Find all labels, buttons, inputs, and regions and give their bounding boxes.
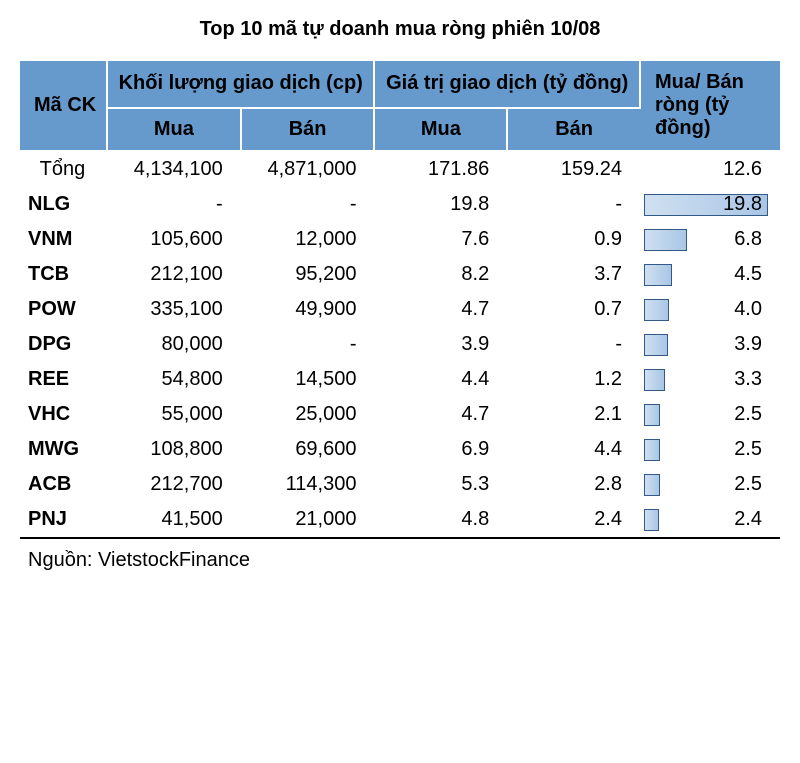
cell-vol-buy: 212,100 (107, 257, 241, 292)
cell-val-buy: 8.2 (374, 257, 507, 292)
table-row: NLG--19.8-19.8 (20, 187, 780, 222)
cell-val-sell: 0.7 (507, 292, 640, 327)
cell-val-sell: - (507, 187, 640, 222)
cell-vol-sell: 95,200 (241, 257, 375, 292)
table-row-total: Tổng4,134,1004,871,000171.86159.2412.6 (20, 151, 780, 187)
cell-val-buy: 3.9 (374, 327, 507, 362)
cell-val-buy: 4.7 (374, 292, 507, 327)
data-table: Mã CK Khối lượng giao dịch (cp) Giá trị … (20, 61, 780, 580)
report-container: Top 10 mã tự doanh mua ròng phiên 10/08 … (0, 0, 800, 600)
cell-net: 2.5 (640, 432, 780, 467)
cell-code: VHC (20, 397, 107, 432)
cell-net: 2.5 (640, 397, 780, 432)
cell-net: 19.8 (640, 187, 780, 222)
cell-net: 4.5 (640, 257, 780, 292)
cell-code: POW (20, 292, 107, 327)
table-row: TCB212,10095,2008.23.74.5 (20, 257, 780, 292)
cell-vol-buy: 41,500 (107, 502, 241, 538)
col-header-net: Mua/ Bán ròng (tỷ đồng) (640, 61, 780, 151)
cell-val-buy: 5.3 (374, 467, 507, 502)
cell-total-val-buy: 171.86 (374, 151, 507, 187)
cell-val-sell: 2.8 (507, 467, 640, 502)
cell-val-sell: 0.9 (507, 222, 640, 257)
cell-val-sell: 4.4 (507, 432, 640, 467)
cell-val-buy: 19.8 (374, 187, 507, 222)
cell-vol-buy: 108,800 (107, 432, 241, 467)
cell-val-sell: 1.2 (507, 362, 640, 397)
cell-code: PNJ (20, 502, 107, 538)
cell-total-vol-sell: 4,871,000 (241, 151, 375, 187)
page-title: Top 10 mã tự doanh mua ròng phiên 10/08 (20, 10, 780, 61)
cell-val-buy: 4.8 (374, 502, 507, 538)
col-header-volume: Khối lượng giao dịch (cp) (107, 61, 375, 108)
table-row: REE54,80014,5004.41.23.3 (20, 362, 780, 397)
table-row: VHC55,00025,0004.72.12.5 (20, 397, 780, 432)
col-header-code: Mã CK (20, 61, 107, 151)
cell-val-buy: 7.6 (374, 222, 507, 257)
table-row: DPG80,000-3.9-3.9 (20, 327, 780, 362)
cell-net: 3.3 (640, 362, 780, 397)
table-row: MWG108,80069,6006.94.42.5 (20, 432, 780, 467)
cell-code: VNM (20, 222, 107, 257)
cell-code: REE (20, 362, 107, 397)
cell-vol-buy: - (107, 187, 241, 222)
cell-val-buy: 4.4 (374, 362, 507, 397)
cell-vol-sell: - (241, 187, 375, 222)
cell-net: 2.5 (640, 467, 780, 502)
cell-total-val-sell: 159.24 (507, 151, 640, 187)
cell-net: 6.8 (640, 222, 780, 257)
cell-code: MWG (20, 432, 107, 467)
cell-vol-sell: 69,600 (241, 432, 375, 467)
source-row: Nguồn: VietstockFinance (20, 538, 780, 580)
cell-val-sell: 2.4 (507, 502, 640, 538)
cell-vol-buy: 335,100 (107, 292, 241, 327)
cell-net: 2.4 (640, 502, 780, 538)
cell-code: DPG (20, 327, 107, 362)
sub-header-vol-sell: Bán (241, 108, 375, 151)
cell-val-sell: 3.7 (507, 257, 640, 292)
table-row: POW335,10049,9004.70.74.0 (20, 292, 780, 327)
cell-val-buy: 4.7 (374, 397, 507, 432)
table-row: ACB212,700114,3005.32.82.5 (20, 467, 780, 502)
col-header-value: Giá trị giao dịch (tỷ đồng) (374, 61, 640, 108)
cell-total-vol-buy: 4,134,100 (107, 151, 241, 187)
cell-total-net: 12.6 (640, 151, 780, 187)
cell-vol-buy: 105,600 (107, 222, 241, 257)
sub-header-val-buy: Mua (374, 108, 507, 151)
sub-header-val-sell: Bán (507, 108, 640, 151)
cell-vol-sell: - (241, 327, 375, 362)
cell-total-label: Tổng (20, 151, 107, 187)
cell-code: TCB (20, 257, 107, 292)
cell-val-sell: 2.1 (507, 397, 640, 432)
table-row: PNJ41,50021,0004.82.42.4 (20, 502, 780, 538)
cell-vol-buy: 55,000 (107, 397, 241, 432)
cell-val-buy: 6.9 (374, 432, 507, 467)
cell-vol-sell: 49,900 (241, 292, 375, 327)
table-body: Tổng4,134,1004,871,000171.86159.2412.6NL… (20, 151, 780, 580)
cell-vol-sell: 114,300 (241, 467, 375, 502)
table-row: VNM105,60012,0007.60.96.8 (20, 222, 780, 257)
table-header: Mã CK Khối lượng giao dịch (cp) Giá trị … (20, 61, 780, 151)
cell-code: ACB (20, 467, 107, 502)
cell-net: 4.0 (640, 292, 780, 327)
cell-vol-buy: 80,000 (107, 327, 241, 362)
cell-vol-sell: 25,000 (241, 397, 375, 432)
cell-net: 3.9 (640, 327, 780, 362)
cell-vol-sell: 12,000 (241, 222, 375, 257)
cell-vol-sell: 14,500 (241, 362, 375, 397)
source-text: Nguồn: VietstockFinance (20, 538, 780, 580)
cell-code: NLG (20, 187, 107, 222)
cell-vol-buy: 54,800 (107, 362, 241, 397)
cell-vol-buy: 212,700 (107, 467, 241, 502)
sub-header-vol-buy: Mua (107, 108, 241, 151)
cell-val-sell: - (507, 327, 640, 362)
cell-vol-sell: 21,000 (241, 502, 375, 538)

▸ **Stated task**:
Rewrite all of the material above with every instance of "cell-code" changed to "cell-ticker" and everything else left as it is. Omit the pictures.

▸ **Written solution**:
Find all labels, buttons, inputs, and regions and give their bounding boxes.
cell-vol-buy: 212,100 (107, 257, 241, 292)
cell-val-buy: 8.2 (374, 257, 507, 292)
table-row: NLG--19.8-19.8 (20, 187, 780, 222)
cell-val-sell: 0.7 (507, 292, 640, 327)
cell-val-sell: - (507, 187, 640, 222)
cell-vol-sell: 95,200 (241, 257, 375, 292)
table-row-total: Tổng4,134,1004,871,000171.86159.2412.6 (20, 151, 780, 187)
cell-val-buy: 3.9 (374, 327, 507, 362)
cell-val-buy: 4.7 (374, 292, 507, 327)
data-table: Mã CK Khối lượng giao dịch (cp) Giá trị … (20, 61, 780, 580)
report-container: Top 10 mã tự doanh mua ròng phiên 10/08 … (0, 0, 800, 600)
cell-net: 2.5 (640, 432, 780, 467)
cell-ticker: VHC (20, 397, 107, 432)
cell-net: 2.5 (640, 397, 780, 432)
cell-net: 19.8 (640, 187, 780, 222)
cell-net: 4.5 (640, 257, 780, 292)
cell-ticker: POW (20, 292, 107, 327)
table-row: TCB212,10095,2008.23.74.5 (20, 257, 780, 292)
cell-vol-buy: 41,500 (107, 502, 241, 538)
col-header-net: Mua/ Bán ròng (tỷ đồng) (640, 61, 780, 151)
cell-val-buy: 5.3 (374, 467, 507, 502)
cell-total-val-buy: 171.86 (374, 151, 507, 187)
cell-val-sell: 2.8 (507, 467, 640, 502)
cell-val-sell: 0.9 (507, 222, 640, 257)
cell-val-sell: 4.4 (507, 432, 640, 467)
cell-val-buy: 19.8 (374, 187, 507, 222)
cell-vol-buy: 108,800 (107, 432, 241, 467)
cell-val-sell: 1.2 (507, 362, 640, 397)
cell-ticker: PNJ (20, 502, 107, 538)
cell-total-vol-sell: 4,871,000 (241, 151, 375, 187)
page-title: Top 10 mã tự doanh mua ròng phiên 10/08 (20, 10, 780, 61)
cell-val-buy: 4.8 (374, 502, 507, 538)
col-header-volume: Khối lượng giao dịch (cp) (107, 61, 375, 108)
table-row: REE54,80014,5004.41.23.3 (20, 362, 780, 397)
table-row: VHC55,00025,0004.72.12.5 (20, 397, 780, 432)
col-header-code: Mã CK (20, 61, 107, 151)
cell-val-buy: 7.6 (374, 222, 507, 257)
table-row: DPG80,000-3.9-3.9 (20, 327, 780, 362)
cell-net: 3.3 (640, 362, 780, 397)
table-row: MWG108,80069,6006.94.42.5 (20, 432, 780, 467)
cell-ticker: VNM (20, 222, 107, 257)
cell-ticker: REE (20, 362, 107, 397)
cell-vol-buy: - (107, 187, 241, 222)
cell-val-buy: 4.4 (374, 362, 507, 397)
cell-vol-sell: - (241, 187, 375, 222)
cell-net: 2.5 (640, 467, 780, 502)
cell-total-val-sell: 159.24 (507, 151, 640, 187)
cell-net: 6.8 (640, 222, 780, 257)
cell-ticker: MWG (20, 432, 107, 467)
cell-vol-sell: 69,600 (241, 432, 375, 467)
source-row: Nguồn: VietstockFinance (20, 538, 780, 580)
cell-val-sell: 2.4 (507, 502, 640, 538)
cell-vol-buy: 335,100 (107, 292, 241, 327)
cell-net: 2.4 (640, 502, 780, 538)
cell-ticker: DPG (20, 327, 107, 362)
sub-header-vol-sell: Bán (241, 108, 375, 151)
cell-val-sell: 3.7 (507, 257, 640, 292)
table-row: POW335,10049,9004.70.74.0 (20, 292, 780, 327)
cell-val-buy: 4.7 (374, 397, 507, 432)
table-row: ACB212,700114,3005.32.82.5 (20, 467, 780, 502)
col-header-value: Giá trị giao dịch (tỷ đồng) (374, 61, 640, 108)
cell-total-vol-buy: 4,134,100 (107, 151, 241, 187)
cell-total-net: 12.6 (640, 151, 780, 187)
cell-vol-buy: 105,600 (107, 222, 241, 257)
sub-header-val-buy: Mua (374, 108, 507, 151)
sub-header-val-sell: Bán (507, 108, 640, 151)
cell-vol-sell: - (241, 327, 375, 362)
cell-total-label: Tổng (20, 151, 107, 187)
cell-ticker: TCB (20, 257, 107, 292)
cell-val-sell: 2.1 (507, 397, 640, 432)
table-row: PNJ41,50021,0004.82.42.4 (20, 502, 780, 538)
cell-vol-buy: 55,000 (107, 397, 241, 432)
cell-val-buy: 6.9 (374, 432, 507, 467)
cell-vol-sell: 49,900 (241, 292, 375, 327)
table-body: Tổng4,134,1004,871,000171.86159.2412.6NL… (20, 151, 780, 580)
cell-vol-sell: 114,300 (241, 467, 375, 502)
table-row: VNM105,60012,0007.60.96.8 (20, 222, 780, 257)
table-header: Mã CK Khối lượng giao dịch (cp) Giá trị … (20, 61, 780, 151)
cell-ticker: ACB (20, 467, 107, 502)
cell-net: 4.0 (640, 292, 780, 327)
cell-vol-buy: 80,000 (107, 327, 241, 362)
cell-vol-sell: 25,000 (241, 397, 375, 432)
cell-net: 3.9 (640, 327, 780, 362)
cell-vol-sell: 12,000 (241, 222, 375, 257)
cell-vol-sell: 14,500 (241, 362, 375, 397)
source-text: Nguồn: VietstockFinance (20, 538, 780, 580)
cell-ticker: NLG (20, 187, 107, 222)
cell-vol-buy: 54,800 (107, 362, 241, 397)
cell-vol-buy: 212,700 (107, 467, 241, 502)
sub-header-vol-buy: Mua (107, 108, 241, 151)
cell-val-sell: - (507, 327, 640, 362)
cell-vol-sell: 21,000 (241, 502, 375, 538)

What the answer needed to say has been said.